## REQUEST
Leaving out all images, write out the records that follow exactly.

■ ■ ■ ■

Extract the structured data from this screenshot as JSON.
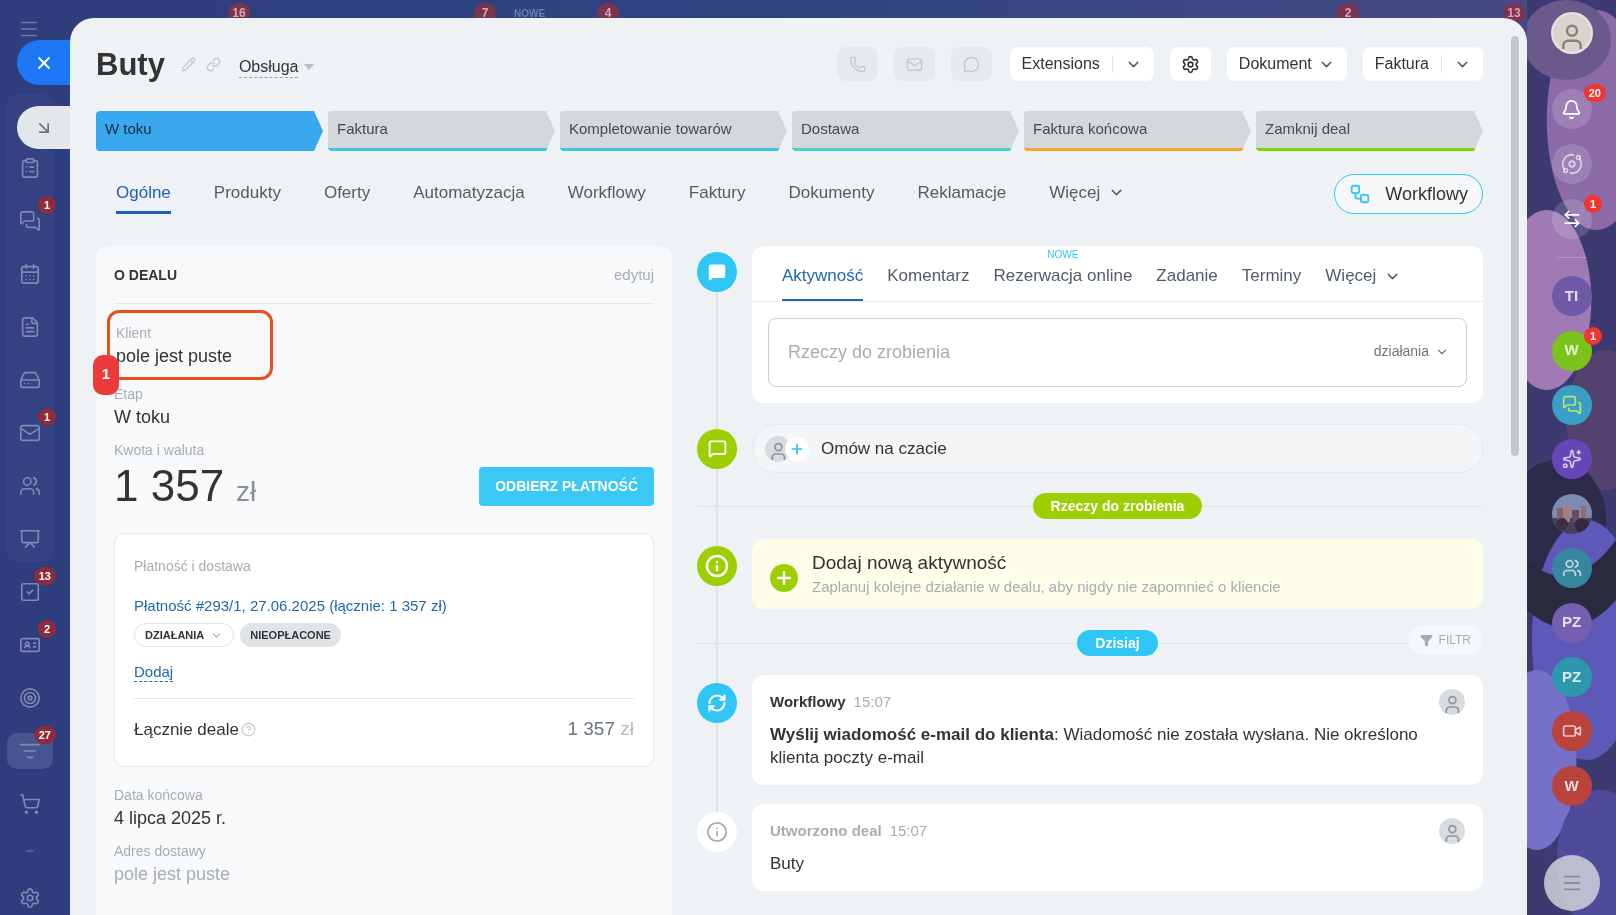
{
  "background_badges": [
    {
      "text": "16"
    },
    {
      "text": "7"
    },
    {
      "text": "NOWE"
    },
    {
      "text": "4"
    },
    {
      "text": "2"
    },
    {
      "text": "13"
    }
  ],
  "left_nav": {
    "items": [
      {
        "kind": "list",
        "selected": false
      },
      {
        "kind": "chat",
        "badge": "1",
        "selected": false
      },
      {
        "kind": "calendar",
        "selected": false
      },
      {
        "kind": "document",
        "selected": false
      },
      {
        "kind": "drive",
        "selected": false
      },
      {
        "kind": "mail",
        "badge": "1",
        "selected": false
      },
      {
        "kind": "contacts",
        "selected": false
      },
      {
        "kind": "presentation",
        "selected": false
      },
      {
        "kind": "tasks",
        "badge": "13",
        "selected": false
      },
      {
        "kind": "card",
        "badge": "2",
        "selected": false
      },
      {
        "kind": "target",
        "selected": false
      },
      {
        "kind": "funnel",
        "badge": "27",
        "selected": true
      },
      {
        "kind": "cart",
        "selected": false
      },
      {
        "kind": "more",
        "selected": false
      },
      {
        "kind": "gear",
        "selected": false
      }
    ]
  },
  "header": {
    "title": "Buty",
    "category": "Obsługa",
    "quick_actions": [
      {
        "kind": "phone",
        "disabled": true
      },
      {
        "kind": "mail",
        "disabled": true
      },
      {
        "kind": "chat",
        "disabled": true
      }
    ],
    "buttons": [
      {
        "kind": "split",
        "label": "Extensions"
      },
      {
        "kind": "settings"
      },
      {
        "kind": "dropdown",
        "label": "Dokument"
      },
      {
        "kind": "split",
        "label": "Faktura"
      }
    ]
  },
  "stages": [
    {
      "label": "W toku",
      "selected": true,
      "color": "#3aa8ee"
    },
    {
      "label": "Faktura",
      "selected": false,
      "color": "#39c6e0"
    },
    {
      "label": "Kompletowanie towarów",
      "selected": false,
      "color": "#39c6e0"
    },
    {
      "label": "Dostawa",
      "selected": false,
      "color": "#47d1c0"
    },
    {
      "label": "Faktura końcowa",
      "selected": false,
      "color": "#f5a623"
    },
    {
      "label": "Zamknij deal",
      "selected": false,
      "color": "#7bd500"
    }
  ],
  "tabs": [
    {
      "label": "Ogólne",
      "selected": true,
      "kind": "link"
    },
    {
      "label": "Produkty",
      "selected": false,
      "kind": "link"
    },
    {
      "label": "Oferty",
      "selected": false,
      "kind": "link"
    },
    {
      "label": "Automatyzacja",
      "selected": false,
      "kind": "link"
    },
    {
      "label": "Workflowy",
      "selected": false,
      "kind": "link"
    },
    {
      "label": "Faktury",
      "selected": false,
      "kind": "link"
    },
    {
      "label": "Dokumenty",
      "selected": false,
      "kind": "link"
    },
    {
      "label": "Reklamacje",
      "selected": false,
      "kind": "link"
    },
    {
      "label": "Więcej",
      "selected": false,
      "kind": "menu"
    }
  ],
  "workflow_button": {
    "label": "Workflowy"
  },
  "deal_card": {
    "title": "O DEALU",
    "edit": "edytuj",
    "client": {
      "label": "Klient",
      "value": "pole jest puste",
      "highlighted": true,
      "marker": "1"
    },
    "stage": {
      "label": "Etap",
      "value": "W toku"
    },
    "amount": {
      "label": "Kwota i waluta",
      "value": "1 357",
      "currency": "zł",
      "button": "ODBIERZ PŁATNOŚĆ"
    },
    "payment": {
      "title": "Płatność i dostawa",
      "link": "Płatność #293/1, 27.06.2025 (łącznie: 1 357 zł)",
      "actions": "DZIAŁANIA",
      "status": "NIEOPŁACONE",
      "add": "Dodaj",
      "total_label": "Łącznie deale",
      "total_value": "1 357",
      "total_currency": "zł"
    },
    "fields": [
      {
        "label": "Data końcowa",
        "value": "4 lipca 2025 r.",
        "empty": false
      },
      {
        "label": "Adres dostawy",
        "value": "pole jest puste",
        "empty": true
      }
    ]
  },
  "timeline": {
    "composer": {
      "tabs": [
        {
          "label": "Aktywność",
          "selected": true,
          "kind": "link"
        },
        {
          "label": "Komentarz",
          "selected": false,
          "kind": "link"
        },
        {
          "label": "Rezerwacja online",
          "selected": false,
          "kind": "link",
          "badge": "NOWE"
        },
        {
          "label": "Zadanie",
          "selected": false,
          "kind": "link"
        },
        {
          "label": "Terminy",
          "selected": false,
          "kind": "link"
        },
        {
          "label": "Więcej",
          "selected": false,
          "kind": "menu"
        }
      ],
      "placeholder": "Rzeczy do zrobienia",
      "actions": "działania"
    },
    "chat": {
      "label": "Omów na czacie"
    },
    "todo_divider": "Rzeczy do zrobienia",
    "add_activity": {
      "title": "Dodaj nową aktywność",
      "subtitle": "Zaplanuj kolejne działanie w dealu, aby nigdy nie zapomnieć o kliencie"
    },
    "today_divider": "Dzisiaj",
    "filter": "FILTR",
    "events": [
      {
        "kind": "workflow",
        "title": "Workflowy",
        "time": "15:07",
        "body": "**Wyślij wiadomość e-mail do klienta**: Wiadomość nie została wysłana. Nie określono klienta poczty e-mail"
      },
      {
        "kind": "created",
        "title": "Utworzono deal",
        "time": "15:07",
        "body": "Buty"
      }
    ]
  },
  "right_bar": {
    "notifications": "20",
    "items": [
      {
        "kind": "copilot"
      },
      {
        "kind": "sync-chat",
        "badge": "1"
      },
      {
        "kind": "divider"
      },
      {
        "kind": "initials",
        "label": "TI",
        "color": "#6f5aa8"
      },
      {
        "kind": "initials",
        "label": "W",
        "color": "#7bc21b",
        "badge": "1"
      },
      {
        "kind": "chats",
        "color": "#3a9fc4"
      },
      {
        "kind": "swirl",
        "color": "#6448b8"
      },
      {
        "kind": "picture"
      },
      {
        "kind": "group",
        "color": "#35869e"
      },
      {
        "kind": "initials",
        "label": "PZ",
        "color": "#7560b0"
      },
      {
        "kind": "initials",
        "label": "PZ",
        "color": "#2d98ad"
      },
      {
        "kind": "video",
        "color": "#b9443e"
      },
      {
        "kind": "initials",
        "label": "W",
        "color": "#b9443e"
      }
    ]
  }
}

■ ■ ■ ■

## EXERCISE OUTPUT
Extract the structured data from this screenshot as JSON.
{
  "background_badges": [
    {
      "text": "16"
    },
    {
      "text": "7"
    },
    {
      "text": "NOWE"
    },
    {
      "text": "4"
    },
    {
      "text": "2"
    },
    {
      "text": "13"
    }
  ],
  "left_nav": {
    "items": [
      {
        "kind": "list",
        "selected": false
      },
      {
        "kind": "chat",
        "badge": "1",
        "selected": false
      },
      {
        "kind": "calendar",
        "selected": false
      },
      {
        "kind": "document",
        "selected": false
      },
      {
        "kind": "drive",
        "selected": false
      },
      {
        "kind": "mail",
        "badge": "1",
        "selected": false
      },
      {
        "kind": "contacts",
        "selected": false
      },
      {
        "kind": "presentation",
        "selected": false
      },
      {
        "kind": "tasks",
        "badge": "13",
        "selected": false
      },
      {
        "kind": "card",
        "badge": "2",
        "selected": false
      },
      {
        "kind": "target",
        "selected": false
      },
      {
        "kind": "funnel",
        "badge": "27",
        "selected": true
      },
      {
        "kind": "cart",
        "selected": false
      },
      {
        "kind": "more",
        "selected": false
      },
      {
        "kind": "gear",
        "selected": false
      }
    ]
  },
  "header": {
    "title": "Buty",
    "category": "Obsługa",
    "quick_actions": [
      {
        "kind": "phone",
        "disabled": true
      },
      {
        "kind": "mail",
        "disabled": true
      },
      {
        "kind": "chat",
        "disabled": true
      }
    ],
    "buttons": [
      {
        "kind": "split",
        "label": "Extensions"
      },
      {
        "kind": "settings"
      },
      {
        "kind": "dropdown",
        "label": "Dokument"
      },
      {
        "kind": "split",
        "label": "Faktura"
      }
    ]
  },
  "stages": [
    {
      "label": "W toku",
      "selected": true,
      "color": "#3aa8ee"
    },
    {
      "label": "Faktura",
      "selected": false,
      "color": "#39c6e0"
    },
    {
      "label": "Kompletowanie towarów",
      "selected": false,
      "color": "#39c6e0"
    },
    {
      "label": "Dostawa",
      "selected": false,
      "color": "#47d1c0"
    },
    {
      "label": "Faktura końcowa",
      "selected": false,
      "color": "#f5a623"
    },
    {
      "label": "Zamknij deal",
      "selected": false,
      "color": "#7bd500"
    }
  ],
  "tabs": [
    {
      "label": "Ogólne",
      "selected": true,
      "kind": "link"
    },
    {
      "label": "Produkty",
      "selected": false,
      "kind": "link"
    },
    {
      "label": "Oferty",
      "selected": false,
      "kind": "link"
    },
    {
      "label": "Automatyzacja",
      "selected": false,
      "kind": "link"
    },
    {
      "label": "Workflowy",
      "selected": false,
      "kind": "link"
    },
    {
      "label": "Faktury",
      "selected": false,
      "kind": "link"
    },
    {
      "label": "Dokumenty",
      "selected": false,
      "kind": "link"
    },
    {
      "label": "Reklamacje",
      "selected": false,
      "kind": "link"
    },
    {
      "label": "Więcej",
      "selected": false,
      "kind": "menu"
    }
  ],
  "workflow_button": {
    "label": "Workflowy"
  },
  "deal_card": {
    "title": "O DEALU",
    "edit": "edytuj",
    "client": {
      "label": "Klient",
      "value": "pole jest puste",
      "highlighted": true,
      "marker": "1"
    },
    "stage": {
      "label": "Etap",
      "value": "W toku"
    },
    "amount": {
      "label": "Kwota i waluta",
      "value": "1 357",
      "currency": "zł",
      "button": "ODBIERZ PŁATNOŚĆ"
    },
    "payment": {
      "title": "Płatność i dostawa",
      "link": "Płatność #293/1, 27.06.2025 (łącznie: 1 357 zł)",
      "actions": "DZIAŁANIA",
      "status": "NIEOPŁACONE",
      "add": "Dodaj",
      "total_label": "Łącznie deale",
      "total_value": "1 357",
      "total_currency": "zł"
    },
    "fields": [
      {
        "label": "Data końcowa",
        "value": "4 lipca 2025 r.",
        "empty": false
      },
      {
        "label": "Adres dostawy",
        "value": "pole jest puste",
        "empty": true
      }
    ]
  },
  "timeline": {
    "composer": {
      "tabs": [
        {
          "label": "Aktywność",
          "selected": true,
          "kind": "link"
        },
        {
          "label": "Komentarz",
          "selected": false,
          "kind": "link"
        },
        {
          "label": "Rezerwacja online",
          "selected": false,
          "kind": "link",
          "badge": "NOWE"
        },
        {
          "label": "Zadanie",
          "selected": false,
          "kind": "link"
        },
        {
          "label": "Terminy",
          "selected": false,
          "kind": "link"
        },
        {
          "label": "Więcej",
          "selected": false,
          "kind": "menu"
        }
      ],
      "placeholder": "Rzeczy do zrobienia",
      "actions": "działania"
    },
    "chat": {
      "label": "Omów na czacie"
    },
    "todo_divider": "Rzeczy do zrobienia",
    "add_activity": {
      "title": "Dodaj nową aktywność",
      "subtitle": "Zaplanuj kolejne działanie w dealu, aby nigdy nie zapomnieć o kliencie"
    },
    "today_divider": "Dzisiaj",
    "filter": "FILTR",
    "events": [
      {
        "kind": "workflow",
        "title": "Workflowy",
        "time": "15:07",
        "body": "**Wyślij wiadomość e-mail do klienta**: Wiadomość nie została wysłana. Nie określono klienta poczty e-mail"
      },
      {
        "kind": "created",
        "title": "Utworzono deal",
        "time": "15:07",
        "body": "Buty"
      }
    ]
  },
  "right_bar": {
    "notifications": "20",
    "items": [
      {
        "kind": "copilot"
      },
      {
        "kind": "sync-chat",
        "badge": "1"
      },
      {
        "kind": "divider"
      },
      {
        "kind": "initials",
        "label": "TI",
        "color": "#6f5aa8"
      },
      {
        "kind": "initials",
        "label": "W",
        "color": "#7bc21b",
        "badge": "1"
      },
      {
        "kind": "chats",
        "color": "#3a9fc4"
      },
      {
        "kind": "swirl",
        "color": "#6448b8"
      },
      {
        "kind": "picture"
      },
      {
        "kind": "group",
        "color": "#35869e"
      },
      {
        "kind": "initials",
        "label": "PZ",
        "color": "#7560b0"
      },
      {
        "kind": "initials",
        "label": "PZ",
        "color": "#2d98ad"
      },
      {
        "kind": "video",
        "color": "#b9443e"
      },
      {
        "kind": "initials",
        "label": "W",
        "color": "#b9443e"
      }
    ]
  }
}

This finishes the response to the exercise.